> SHORT EXERCISE
Extract all lines from the data beneath that include the word "teaching".

> DATA SUPPLIED
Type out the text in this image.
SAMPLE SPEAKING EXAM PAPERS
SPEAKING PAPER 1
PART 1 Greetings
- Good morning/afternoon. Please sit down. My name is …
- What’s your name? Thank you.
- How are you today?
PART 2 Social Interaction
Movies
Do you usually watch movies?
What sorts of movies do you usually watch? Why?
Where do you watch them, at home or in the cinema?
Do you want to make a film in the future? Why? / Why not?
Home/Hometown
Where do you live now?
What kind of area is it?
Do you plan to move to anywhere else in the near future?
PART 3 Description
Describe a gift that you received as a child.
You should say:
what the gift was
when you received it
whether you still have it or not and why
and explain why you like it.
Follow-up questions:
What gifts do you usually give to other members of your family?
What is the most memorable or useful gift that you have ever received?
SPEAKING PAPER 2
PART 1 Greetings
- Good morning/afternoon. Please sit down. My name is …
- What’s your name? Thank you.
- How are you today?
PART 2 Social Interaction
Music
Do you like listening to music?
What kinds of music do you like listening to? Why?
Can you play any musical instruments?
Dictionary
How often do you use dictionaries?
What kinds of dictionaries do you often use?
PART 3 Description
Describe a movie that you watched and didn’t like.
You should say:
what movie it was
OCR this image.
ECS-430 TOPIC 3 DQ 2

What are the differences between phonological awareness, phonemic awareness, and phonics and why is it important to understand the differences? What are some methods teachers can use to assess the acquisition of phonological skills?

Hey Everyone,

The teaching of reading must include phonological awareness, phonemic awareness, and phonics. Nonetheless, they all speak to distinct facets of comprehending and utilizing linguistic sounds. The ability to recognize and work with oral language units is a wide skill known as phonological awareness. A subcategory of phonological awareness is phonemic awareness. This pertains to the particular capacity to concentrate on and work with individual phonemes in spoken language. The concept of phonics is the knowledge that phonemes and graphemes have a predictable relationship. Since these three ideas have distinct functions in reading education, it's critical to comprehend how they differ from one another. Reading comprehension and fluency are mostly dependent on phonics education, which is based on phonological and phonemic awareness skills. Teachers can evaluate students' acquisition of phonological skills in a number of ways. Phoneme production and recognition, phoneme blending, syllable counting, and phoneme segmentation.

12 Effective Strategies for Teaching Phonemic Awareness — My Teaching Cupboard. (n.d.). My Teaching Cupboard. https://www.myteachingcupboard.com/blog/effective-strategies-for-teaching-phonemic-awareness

> COMPLETE RESPONSE
The teaching of reading must include phonological awareness, phonemic awareness, and phonics. Nonetheless, they all speak to distinct facets of comprehending and utilizing linguistic sounds. The ability to recognize and work with oral language units is a wide skill known as phonological awareness. A subcategory of phonological awareness is phonemic awareness. This pertains to the particular capacity to concentrate on and work with individual phonemes in spoken language. The concept of phonics is the knowledge that phonemes and graphemes have a predictable relationship. Since these three ideas have distinct functions in reading education, it's critical to comprehend how they differ from one another. Reading comprehension and fluency are mostly dependent on phonics education, which is based on phonological and phonemic awareness skills. Teachers can evaluate students' acquisition of phonological skills in a number of ways. Phoneme production and recognition, phoneme blending, syllable counting, and phoneme segmentation.
12 Effective Strategies for Teaching Phonemic Awareness — My Teaching Cupboard. (n.d.). My Teaching Cupboard. https://www.myteachingcupboard.com/blog/effective-strategies-for-teaching-phonemic-awareness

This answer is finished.